◆ DIRECTIONS FOR THIS TASK
Images do not belong in the copy. Retype all the entries below exactly.
··· GIVEN ENTRIES
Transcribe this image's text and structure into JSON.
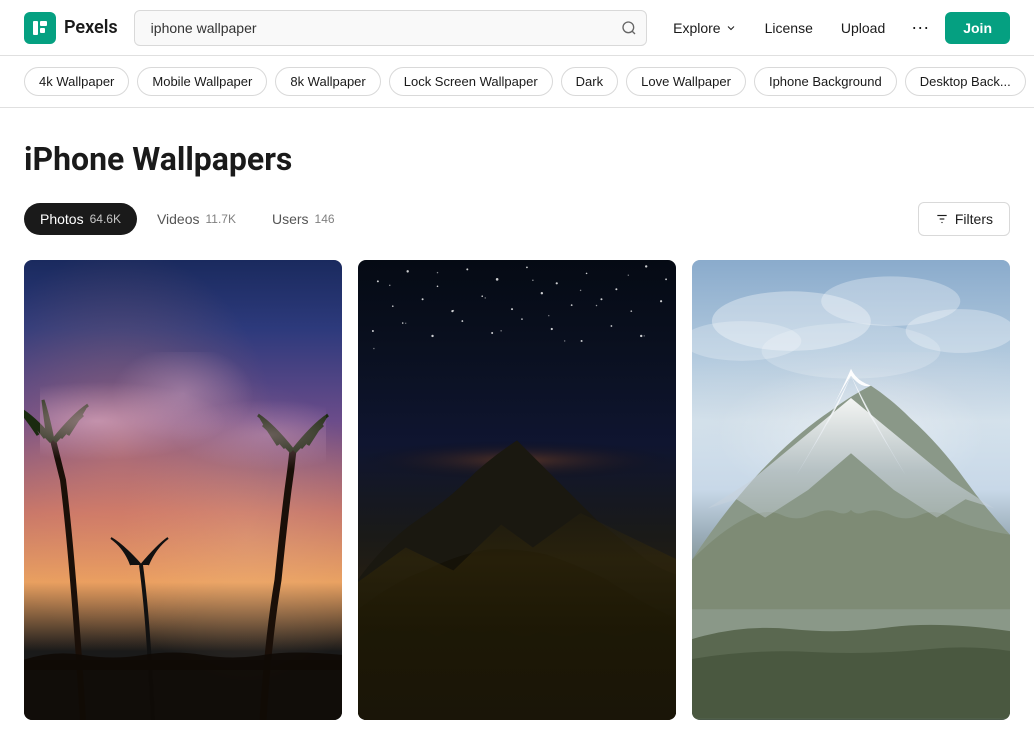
{
  "header": {
    "logo_letter": "P",
    "logo_name": "Pexels",
    "search_placeholder": "iphone wallpaper",
    "search_value": "iphone wallpaper",
    "nav": {
      "explore_label": "Explore",
      "license_label": "License",
      "upload_label": "Upload",
      "more_label": "···",
      "join_label": "Join"
    }
  },
  "tags": [
    {
      "id": "4k",
      "label": "4k Wallpaper"
    },
    {
      "id": "mobile",
      "label": "Mobile Wallpaper"
    },
    {
      "id": "8k",
      "label": "8k Wallpaper"
    },
    {
      "id": "lock",
      "label": "Lock Screen Wallpaper"
    },
    {
      "id": "dark",
      "label": "Dark"
    },
    {
      "id": "love",
      "label": "Love Wallpaper"
    },
    {
      "id": "iphone-bg",
      "label": "Iphone Background"
    },
    {
      "id": "desktop",
      "label": "Desktop Back..."
    }
  ],
  "page": {
    "title": "iPhone Wallpapers"
  },
  "tabs": [
    {
      "id": "photos",
      "label": "Photos",
      "count": "64.6K",
      "active": true
    },
    {
      "id": "videos",
      "label": "Videos",
      "count": "11.7K",
      "active": false
    },
    {
      "id": "users",
      "label": "Users",
      "count": "146",
      "active": false
    }
  ],
  "filters": {
    "label": "Filters"
  },
  "photos": [
    {
      "id": "photo-1",
      "alt": "Palm trees against sunset sky",
      "type": "palm-sunset"
    },
    {
      "id": "photo-2",
      "alt": "Night mountain with stars",
      "type": "night-mountain"
    },
    {
      "id": "photo-3",
      "alt": "Snow-capped mountain",
      "type": "snowy-mountain"
    }
  ]
}
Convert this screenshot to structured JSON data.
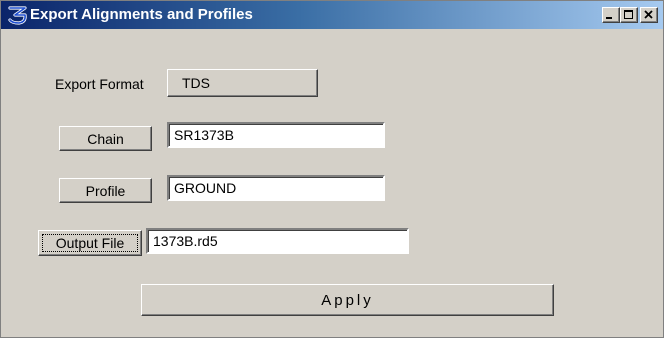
{
  "window": {
    "title": "Export Alignments and Profiles",
    "controls": [
      "minimize-icon",
      "maximize-icon",
      "close-icon"
    ]
  },
  "export_format": {
    "label": "Export Format",
    "value": "TDS"
  },
  "chain": {
    "button_label": "Chain",
    "value": "SR1373B"
  },
  "profile": {
    "button_label": "Profile",
    "value": "GROUND"
  },
  "output_file": {
    "button_label": "Output File",
    "value": "1373B.rd5"
  },
  "apply": {
    "label": "Apply"
  },
  "colors": {
    "dialog_bg": "#d4d0c8",
    "title_gradient_start": "#0a246a",
    "title_gradient_end": "#a6caf0",
    "title_text": "#ffffff"
  }
}
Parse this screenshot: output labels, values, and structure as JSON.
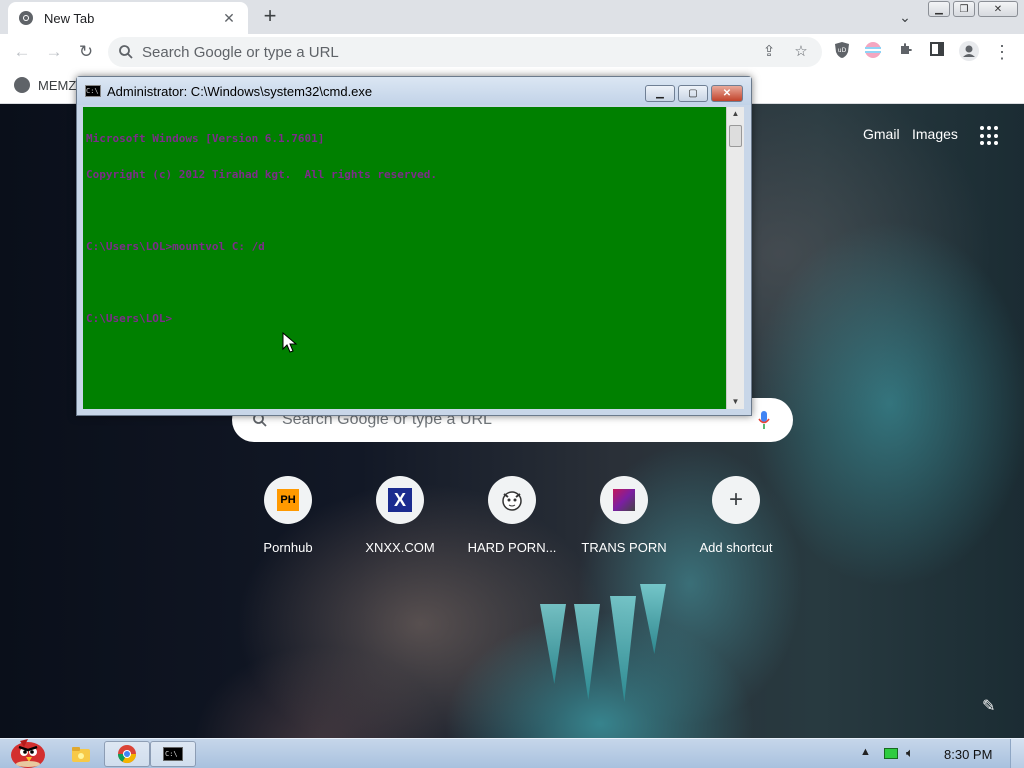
{
  "browser": {
    "tab": {
      "title": "New Tab"
    },
    "omnibox": {
      "placeholder": "Search Google or type a URL"
    },
    "bookmarks": [
      {
        "label": "MEMZ"
      }
    ]
  },
  "ntp": {
    "links": {
      "gmail": "Gmail",
      "images": "Images"
    },
    "search": {
      "placeholder": "Search Google or type a URL"
    },
    "shortcuts": [
      {
        "label": "Pornhub",
        "icon_text": "PH"
      },
      {
        "label": "XNXX.COM",
        "icon_text": "X"
      },
      {
        "label": "HARD PORN...",
        "icon_text": ""
      },
      {
        "label": "TRANS PORN",
        "icon_text": ""
      },
      {
        "label": "Add shortcut",
        "icon_text": "+"
      }
    ]
  },
  "cmd": {
    "title": "Administrator: C:\\Windows\\system32\\cmd.exe",
    "lines": [
      "Microsoft Windows [Version 6.1.7601]",
      "Copyright (c) 2012 Tirahad kgt.  All rights reserved.",
      "",
      "C:\\Users\\LOL>mountvol C: /d",
      "",
      "C:\\Users\\LOL>"
    ],
    "text_color": "#7d2c8a",
    "background_color": "#008000"
  },
  "taskbar": {
    "clock": "8:30 PM"
  }
}
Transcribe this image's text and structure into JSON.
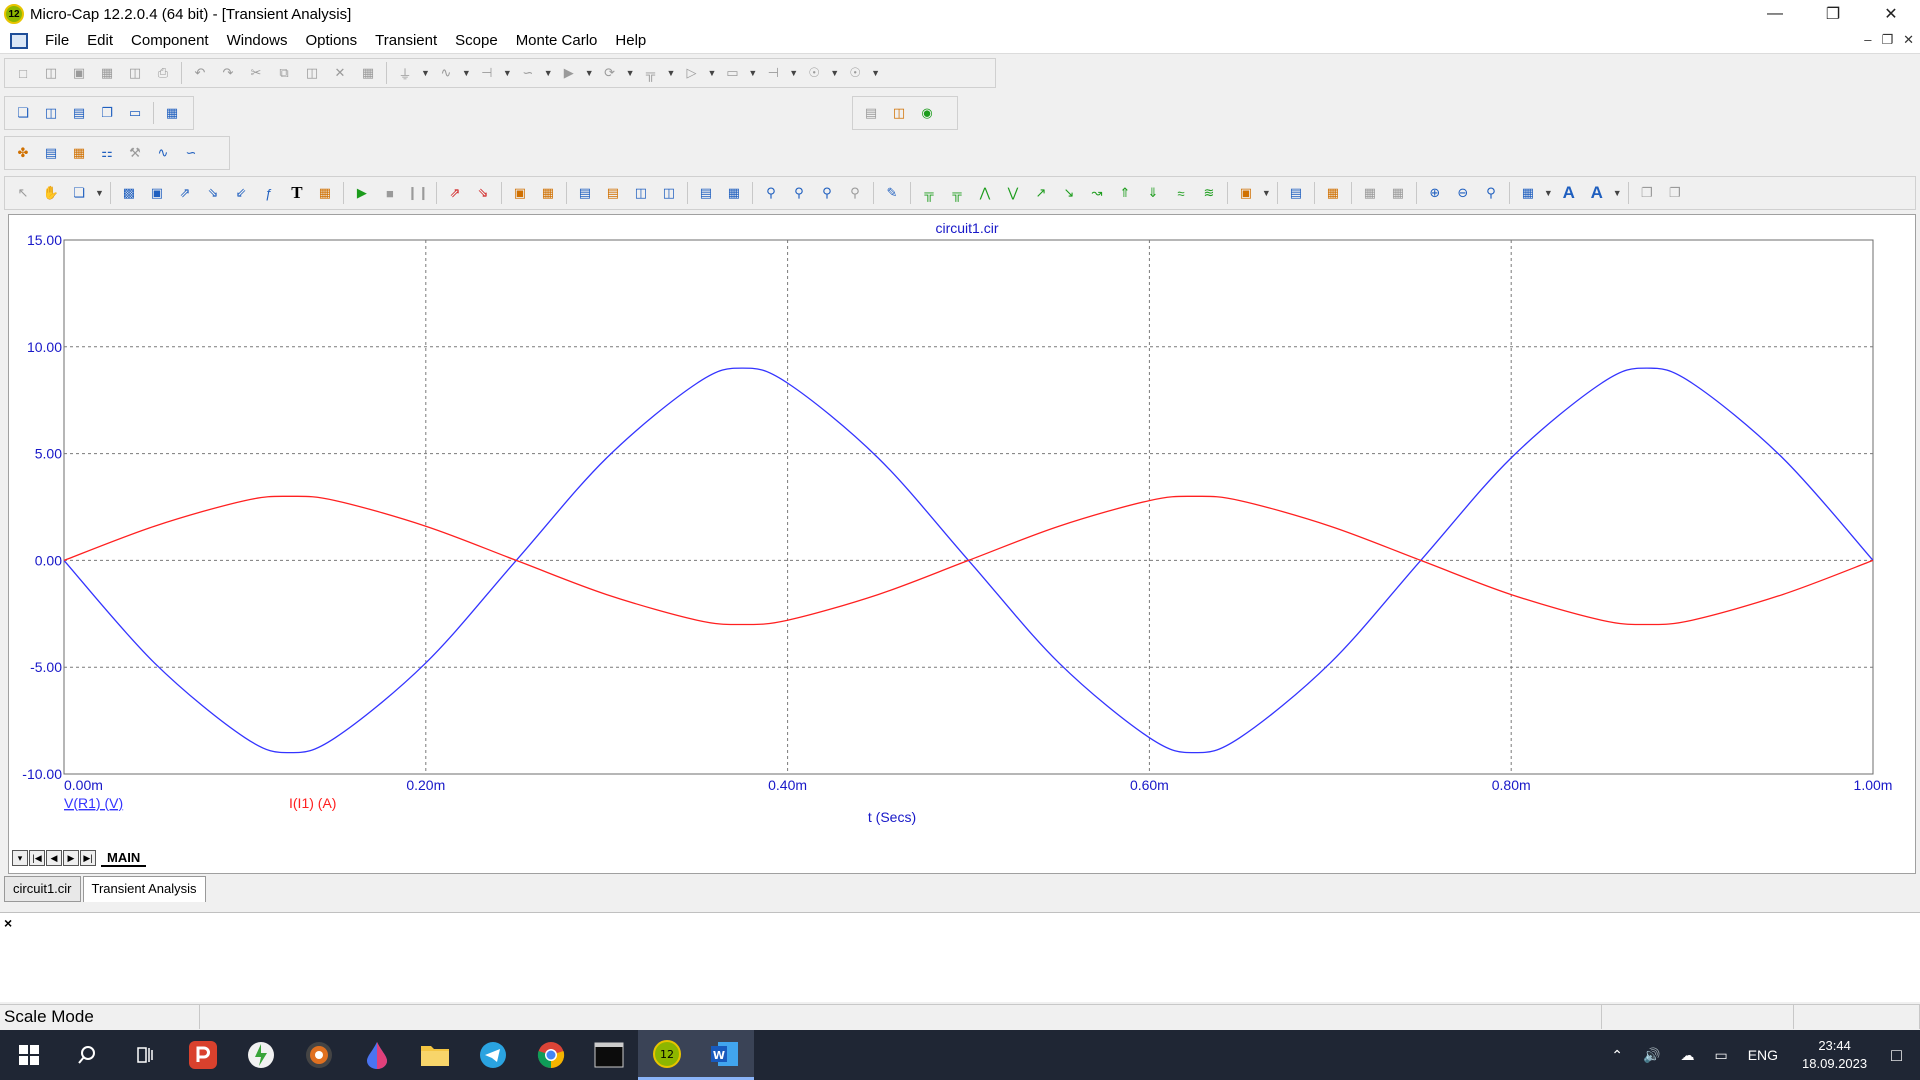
{
  "window": {
    "title": "Micro-Cap 12.2.0.4 (64 bit) - [Transient Analysis]",
    "app_icon_label": "12"
  },
  "menu": [
    "File",
    "Edit",
    "Component",
    "Windows",
    "Options",
    "Transient",
    "Scope",
    "Monte Carlo",
    "Help"
  ],
  "chart_data": {
    "type": "line",
    "title": "circuit1.cir",
    "xlabel": "t (Secs)",
    "x_ticks": [
      "0.00m",
      "0.20m",
      "0.40m",
      "0.60m",
      "0.80m",
      "1.00m"
    ],
    "y_ticks": [
      "15.00",
      "10.00",
      "5.00",
      "0.00",
      "-5.00",
      "-10.00"
    ],
    "xlim": [
      0,
      1.0
    ],
    "ylim": [
      -10,
      15
    ],
    "grid": true,
    "series": [
      {
        "name": "V(R1) (V)",
        "color": "#3434ff",
        "x": [
          0,
          0.05,
          0.1,
          0.125,
          0.15,
          0.2,
          0.25,
          0.3,
          0.35,
          0.375,
          0.4,
          0.45,
          0.5,
          0.55,
          0.6,
          0.625,
          0.65,
          0.7,
          0.75,
          0.8,
          0.85,
          0.875,
          0.9,
          0.95,
          1.0
        ],
        "y": [
          0,
          -4.8,
          -8.3,
          -9.0,
          -8.3,
          -4.8,
          0,
          4.8,
          8.3,
          9.0,
          8.3,
          4.8,
          0,
          -4.8,
          -8.3,
          -9.0,
          -8.3,
          -4.8,
          0,
          4.8,
          8.3,
          9.0,
          8.3,
          4.8,
          0
        ]
      },
      {
        "name": "I(I1) (A)",
        "color": "#ff2020",
        "x": [
          0,
          0.05,
          0.1,
          0.125,
          0.15,
          0.2,
          0.25,
          0.3,
          0.35,
          0.375,
          0.4,
          0.45,
          0.5,
          0.55,
          0.6,
          0.625,
          0.65,
          0.7,
          0.75,
          0.8,
          0.85,
          0.875,
          0.9,
          0.95,
          1.0
        ],
        "y": [
          0,
          1.6,
          2.8,
          3.0,
          2.8,
          1.6,
          0,
          -1.6,
          -2.8,
          -3.0,
          -2.8,
          -1.6,
          0,
          1.6,
          2.8,
          3.0,
          2.8,
          1.6,
          0,
          -1.6,
          -2.8,
          -3.0,
          -2.8,
          -1.6,
          0
        ]
      }
    ]
  },
  "page_tabs": {
    "nav_buttons": [
      "▾",
      "|◀",
      "◀",
      "▶",
      "▶|"
    ],
    "active": "MAIN"
  },
  "doc_tabs": [
    "circuit1.cir",
    "Transient Analysis"
  ],
  "output_close": "×",
  "status": {
    "mode": "Scale Mode"
  },
  "taskbar": {
    "lang": "ENG",
    "time": "23:44",
    "date": "18.09.2023"
  }
}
······
◆ ANSWER FOR THE TASK
Transcribe this image's text and structure into JSON.
{
  "header": {
    "logo_letter": "P",
    "logo_name": "Pexels",
    "search_placeholder": "iphone wallpaper",
    "search_value": "iphone wallpaper",
    "nav": {
      "explore_label": "Explore",
      "license_label": "License",
      "upload_label": "Upload",
      "more_label": "···",
      "join_label": "Join"
    }
  },
  "tags": [
    {
      "id": "4k",
      "label": "4k Wallpaper"
    },
    {
      "id": "mobile",
      "label": "Mobile Wallpaper"
    },
    {
      "id": "8k",
      "label": "8k Wallpaper"
    },
    {
      "id": "lock",
      "label": "Lock Screen Wallpaper"
    },
    {
      "id": "dark",
      "label": "Dark"
    },
    {
      "id": "love",
      "label": "Love Wallpaper"
    },
    {
      "id": "iphone-bg",
      "label": "Iphone Background"
    },
    {
      "id": "desktop",
      "label": "Desktop Back..."
    }
  ],
  "page": {
    "title": "iPhone Wallpapers"
  },
  "tabs": [
    {
      "id": "photos",
      "label": "Photos",
      "count": "64.6K",
      "active": true
    },
    {
      "id": "videos",
      "label": "Videos",
      "count": "11.7K",
      "active": false
    },
    {
      "id": "users",
      "label": "Users",
      "count": "146",
      "active": false
    }
  ],
  "filters": {
    "label": "Filters"
  },
  "photos": [
    {
      "id": "photo-1",
      "alt": "Palm trees against sunset sky",
      "type": "palm-sunset"
    },
    {
      "id": "photo-2",
      "alt": "Night mountain with stars",
      "type": "night-mountain"
    },
    {
      "id": "photo-3",
      "alt": "Snow-capped mountain",
      "type": "snowy-mountain"
    }
  ]
}
Convert this screenshot to structured JSON data.
{
  "window": {
    "title": "Export Alignments and Profiles",
    "controls": [
      "minimize-icon",
      "maximize-icon",
      "close-icon"
    ]
  },
  "export_format": {
    "label": "Export Format",
    "value": "TDS"
  },
  "chain": {
    "button_label": "Chain",
    "value": "SR1373B"
  },
  "profile": {
    "button_label": "Profile",
    "value": "GROUND"
  },
  "output_file": {
    "button_label": "Output File",
    "value": "1373B.rd5"
  },
  "apply": {
    "label": "Apply"
  },
  "colors": {
    "dialog_bg": "#d4d0c8",
    "title_gradient_start": "#0a246a",
    "title_gradient_end": "#a6caf0",
    "title_text": "#ffffff"
  }
}
Parse this screenshot: output labels, values, and structure as JSON.
{
  "browser": {
    "tab": {
      "title": "New Tab"
    },
    "omnibox": {
      "placeholder": "Search Google or type a URL"
    },
    "bookmarks": [
      {
        "label": "MEMZ"
      }
    ]
  },
  "ntp": {
    "links": {
      "gmail": "Gmail",
      "images": "Images"
    },
    "search": {
      "placeholder": "Search Google or type a URL"
    },
    "shortcuts": [
      {
        "label": "Pornhub",
        "icon_text": "PH"
      },
      {
        "label": "XNXX.COM",
        "icon_text": "X"
      },
      {
        "label": "HARD PORN...",
        "icon_text": ""
      },
      {
        "label": "TRANS PORN",
        "icon_text": ""
      },
      {
        "label": "Add shortcut",
        "icon_text": "+"
      }
    ]
  },
  "cmd": {
    "title": "Administrator: C:\\Windows\\system32\\cmd.exe",
    "lines": [
      "Microsoft Windows [Version 6.1.7601]",
      "Copyright (c) 2012 Tirahad kgt.  All rights reserved.",
      "",
      "C:\\Users\\LOL>mountvol C: /d",
      "",
      "C:\\Users\\LOL>"
    ],
    "text_color": "#7d2c8a",
    "background_color": "#008000"
  },
  "taskbar": {
    "clock": "8:30 PM"
  }
}
Transcribe this image's text and structure into JSON.
{
  "window": {
    "title": "Micro-Cap 12.2.0.4 (64 bit) - [Transient Analysis]",
    "app_icon_label": "12"
  },
  "menu": [
    "File",
    "Edit",
    "Component",
    "Windows",
    "Options",
    "Transient",
    "Scope",
    "Monte Carlo",
    "Help"
  ],
  "chart_data": {
    "type": "line",
    "title": "circuit1.cir",
    "xlabel": "t (Secs)",
    "x_ticks": [
      "0.00m",
      "0.20m",
      "0.40m",
      "0.60m",
      "0.80m",
      "1.00m"
    ],
    "y_ticks": [
      "15.00",
      "10.00",
      "5.00",
      "0.00",
      "-5.00",
      "-10.00"
    ],
    "xlim": [
      0,
      1.0
    ],
    "ylim": [
      -10,
      15
    ],
    "grid": true,
    "series": [
      {
        "name": "V(R1) (V)",
        "color": "#3434ff",
        "x": [
          0,
          0.05,
          0.1,
          0.125,
          0.15,
          0.2,
          0.25,
          0.3,
          0.35,
          0.375,
          0.4,
          0.45,
          0.5,
          0.55,
          0.6,
          0.625,
          0.65,
          0.7,
          0.75,
          0.8,
          0.85,
          0.875,
          0.9,
          0.95,
          1.0
        ],
        "y": [
          0,
          -4.8,
          -8.3,
          -9.0,
          -8.3,
          -4.8,
          0,
          4.8,
          8.3,
          9.0,
          8.3,
          4.8,
          0,
          -4.8,
          -8.3,
          -9.0,
          -8.3,
          -4.8,
          0,
          4.8,
          8.3,
          9.0,
          8.3,
          4.8,
          0
        ]
      },
      {
        "name": "I(I1) (A)",
        "color": "#ff2020",
        "x": [
          0,
          0.05,
          0.1,
          0.125,
          0.15,
          0.2,
          0.25,
          0.3,
          0.35,
          0.375,
          0.4,
          0.45,
          0.5,
          0.55,
          0.6,
          0.625,
          0.65,
          0.7,
          0.75,
          0.8,
          0.85,
          0.875,
          0.9,
          0.95,
          1.0
        ],
        "y": [
          0,
          1.6,
          2.8,
          3.0,
          2.8,
          1.6,
          0,
          -1.6,
          -2.8,
          -3.0,
          -2.8,
          -1.6,
          0,
          1.6,
          2.8,
          3.0,
          2.8,
          1.6,
          0,
          -1.6,
          -2.8,
          -3.0,
          -2.8,
          -1.6,
          0
        ]
      }
    ]
  },
  "page_tabs": {
    "nav_buttons": [
      "▾",
      "|◀",
      "◀",
      "▶",
      "▶|"
    ],
    "active": "MAIN"
  },
  "doc_tabs": [
    "circuit1.cir",
    "Transient Analysis"
  ],
  "output_close": "×",
  "status": {
    "mode": "Scale Mode"
  },
  "taskbar": {
    "lang": "ENG",
    "time": "23:44",
    "date": "18.09.2023"
  }
}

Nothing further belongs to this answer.